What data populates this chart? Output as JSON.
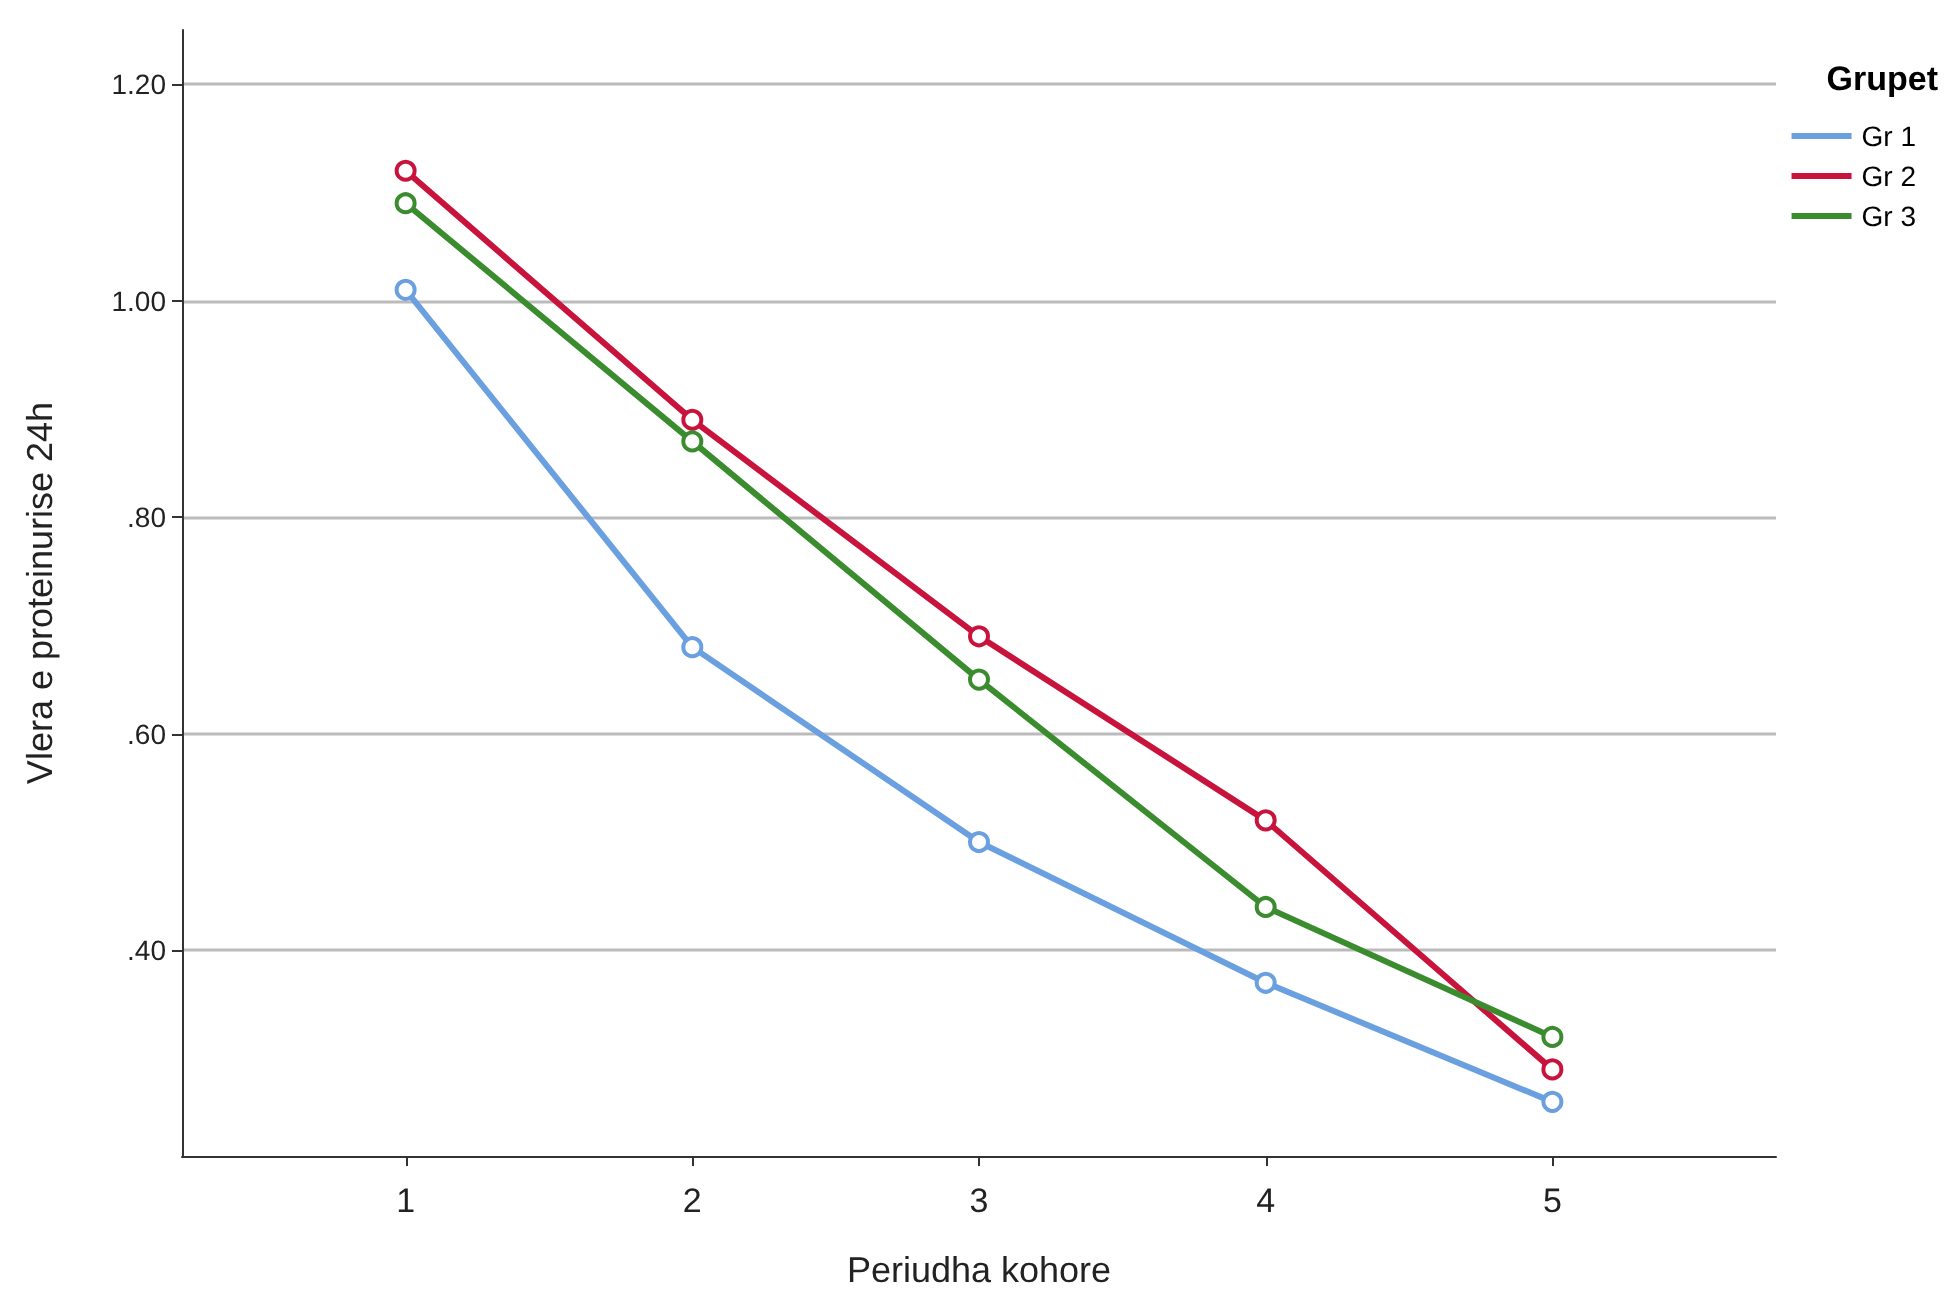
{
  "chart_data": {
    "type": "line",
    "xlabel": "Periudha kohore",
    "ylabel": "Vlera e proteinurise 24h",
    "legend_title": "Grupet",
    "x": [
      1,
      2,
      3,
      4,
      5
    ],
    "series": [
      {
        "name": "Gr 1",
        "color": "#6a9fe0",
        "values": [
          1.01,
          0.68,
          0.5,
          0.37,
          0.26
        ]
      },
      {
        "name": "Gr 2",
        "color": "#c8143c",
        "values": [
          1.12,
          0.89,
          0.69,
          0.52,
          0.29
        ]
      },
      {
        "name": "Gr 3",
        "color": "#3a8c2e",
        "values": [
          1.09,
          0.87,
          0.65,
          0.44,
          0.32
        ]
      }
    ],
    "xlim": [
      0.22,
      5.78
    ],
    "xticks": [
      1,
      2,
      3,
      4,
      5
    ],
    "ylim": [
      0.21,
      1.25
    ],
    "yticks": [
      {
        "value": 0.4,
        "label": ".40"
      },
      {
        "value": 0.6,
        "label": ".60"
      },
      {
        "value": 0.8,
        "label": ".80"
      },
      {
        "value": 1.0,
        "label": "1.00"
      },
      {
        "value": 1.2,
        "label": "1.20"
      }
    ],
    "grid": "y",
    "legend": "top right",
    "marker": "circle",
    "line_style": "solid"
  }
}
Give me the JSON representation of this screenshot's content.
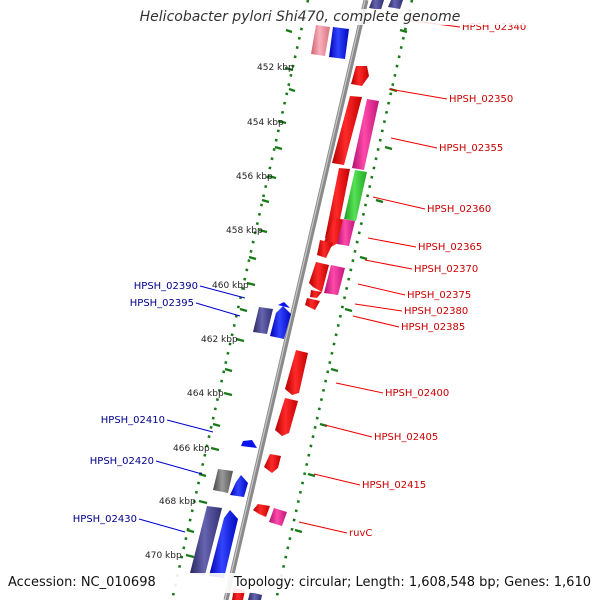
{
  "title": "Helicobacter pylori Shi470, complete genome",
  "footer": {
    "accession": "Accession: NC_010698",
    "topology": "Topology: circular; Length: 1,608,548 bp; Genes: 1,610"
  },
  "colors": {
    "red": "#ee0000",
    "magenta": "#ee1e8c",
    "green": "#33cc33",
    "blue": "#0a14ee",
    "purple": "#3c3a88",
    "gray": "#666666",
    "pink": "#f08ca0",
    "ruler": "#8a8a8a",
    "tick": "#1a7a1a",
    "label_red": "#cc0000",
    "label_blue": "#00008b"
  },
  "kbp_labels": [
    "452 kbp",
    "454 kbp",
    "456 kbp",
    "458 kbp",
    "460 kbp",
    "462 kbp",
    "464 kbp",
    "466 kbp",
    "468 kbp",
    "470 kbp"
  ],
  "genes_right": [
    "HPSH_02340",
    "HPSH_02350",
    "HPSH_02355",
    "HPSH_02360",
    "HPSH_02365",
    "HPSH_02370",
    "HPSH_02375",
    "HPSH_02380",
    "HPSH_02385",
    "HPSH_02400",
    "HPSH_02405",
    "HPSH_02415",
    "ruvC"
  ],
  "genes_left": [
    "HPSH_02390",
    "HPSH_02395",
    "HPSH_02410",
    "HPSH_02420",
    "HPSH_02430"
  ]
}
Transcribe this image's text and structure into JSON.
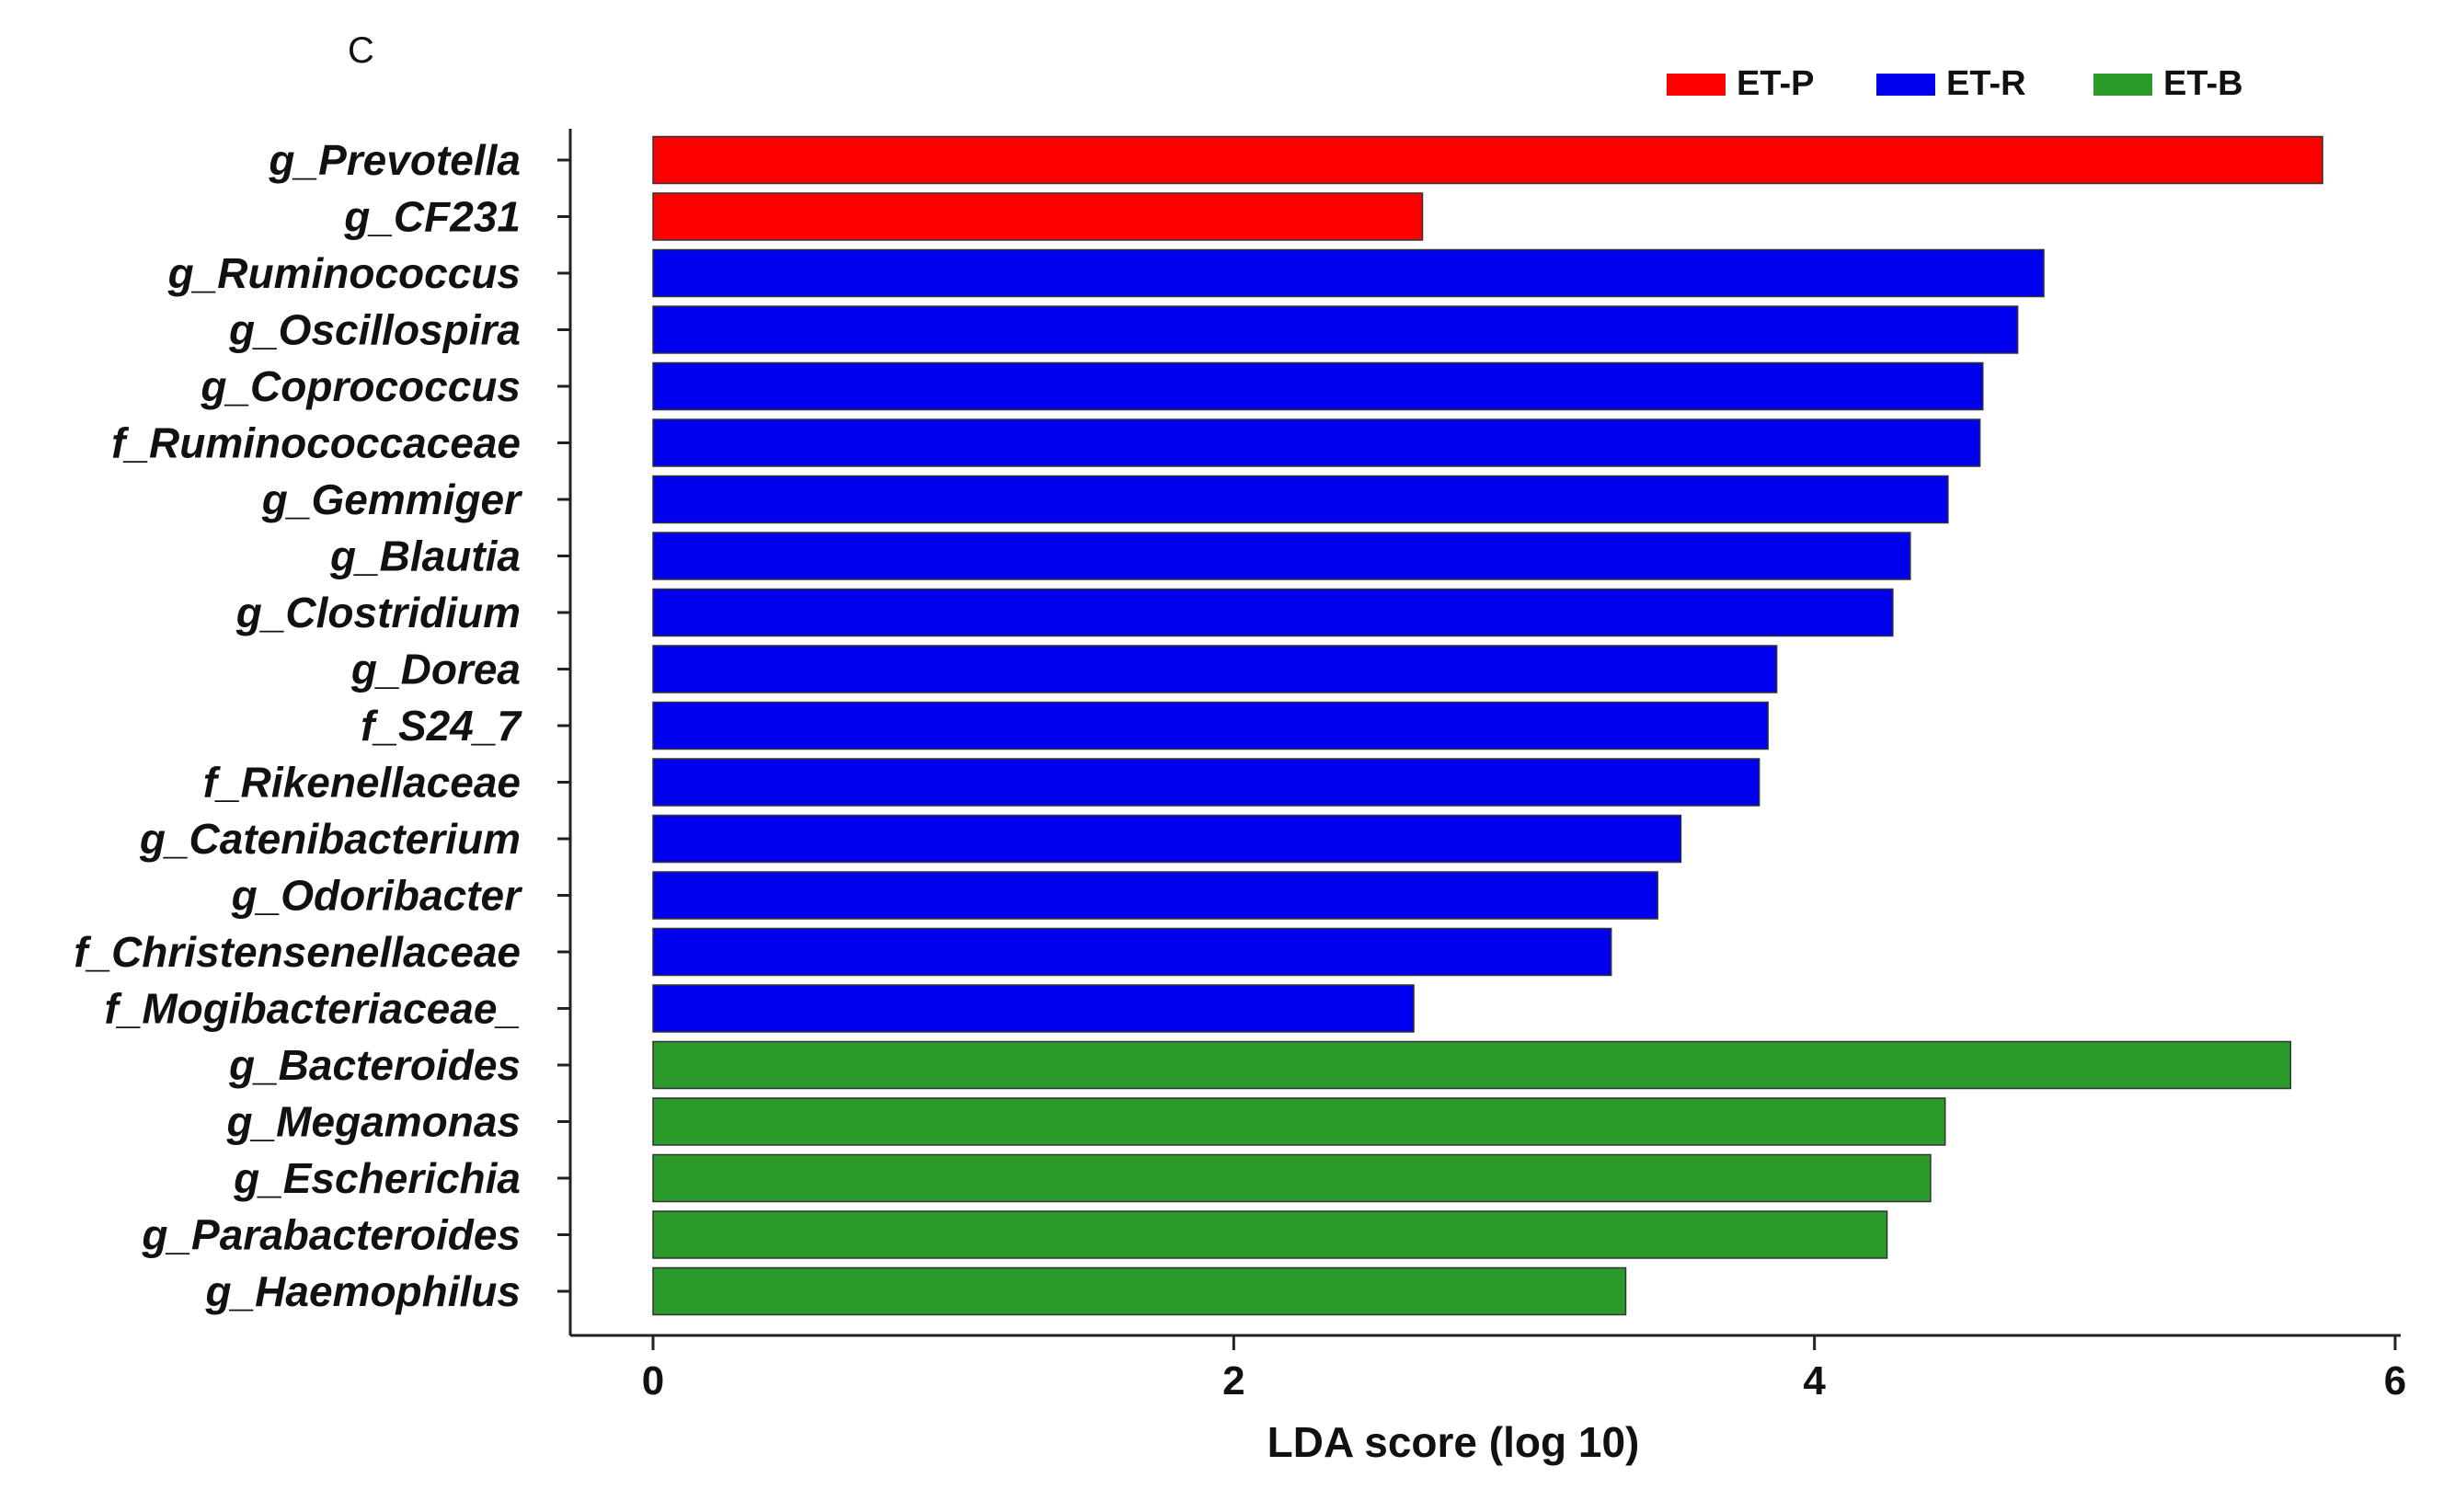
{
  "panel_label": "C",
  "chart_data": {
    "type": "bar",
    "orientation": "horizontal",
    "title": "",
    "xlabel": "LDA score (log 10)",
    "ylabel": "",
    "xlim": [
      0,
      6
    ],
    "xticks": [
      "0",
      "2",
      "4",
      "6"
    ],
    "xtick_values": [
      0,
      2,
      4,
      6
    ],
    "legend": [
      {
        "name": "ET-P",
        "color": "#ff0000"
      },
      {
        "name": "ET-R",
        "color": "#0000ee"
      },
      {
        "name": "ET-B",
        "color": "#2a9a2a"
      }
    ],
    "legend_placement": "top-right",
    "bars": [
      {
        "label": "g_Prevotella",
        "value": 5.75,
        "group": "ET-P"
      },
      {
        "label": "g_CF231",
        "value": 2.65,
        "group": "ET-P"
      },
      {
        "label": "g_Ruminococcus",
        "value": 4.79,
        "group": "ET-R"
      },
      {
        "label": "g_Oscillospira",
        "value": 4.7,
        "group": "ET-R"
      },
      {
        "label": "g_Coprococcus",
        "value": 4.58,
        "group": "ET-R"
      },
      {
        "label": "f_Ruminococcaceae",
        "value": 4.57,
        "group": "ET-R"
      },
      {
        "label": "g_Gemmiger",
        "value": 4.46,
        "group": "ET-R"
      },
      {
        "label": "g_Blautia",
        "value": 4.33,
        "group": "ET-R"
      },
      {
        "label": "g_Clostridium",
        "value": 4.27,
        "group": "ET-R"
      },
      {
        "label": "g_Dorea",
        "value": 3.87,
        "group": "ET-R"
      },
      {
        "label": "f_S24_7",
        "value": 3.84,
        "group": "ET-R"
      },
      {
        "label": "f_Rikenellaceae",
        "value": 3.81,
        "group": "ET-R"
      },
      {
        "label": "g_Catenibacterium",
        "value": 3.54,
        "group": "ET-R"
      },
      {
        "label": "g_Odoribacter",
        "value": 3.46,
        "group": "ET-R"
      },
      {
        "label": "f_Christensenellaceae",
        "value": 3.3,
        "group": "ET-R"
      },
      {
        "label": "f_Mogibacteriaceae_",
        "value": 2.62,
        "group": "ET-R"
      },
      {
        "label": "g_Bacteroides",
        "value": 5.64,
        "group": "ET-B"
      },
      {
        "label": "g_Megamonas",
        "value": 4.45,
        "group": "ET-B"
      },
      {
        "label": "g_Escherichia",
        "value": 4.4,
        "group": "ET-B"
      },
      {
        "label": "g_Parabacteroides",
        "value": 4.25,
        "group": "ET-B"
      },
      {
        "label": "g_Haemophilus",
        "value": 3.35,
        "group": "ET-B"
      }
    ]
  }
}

-*-*-

▶ _YOUR INSTRUCTIONS_: Copy every line from the entries that contains the word "ylabel".

▶ _WRITTEN SOLUTION_:
    "ylabel": "Vlera e proteinurise 24h",
    "ylabel": "",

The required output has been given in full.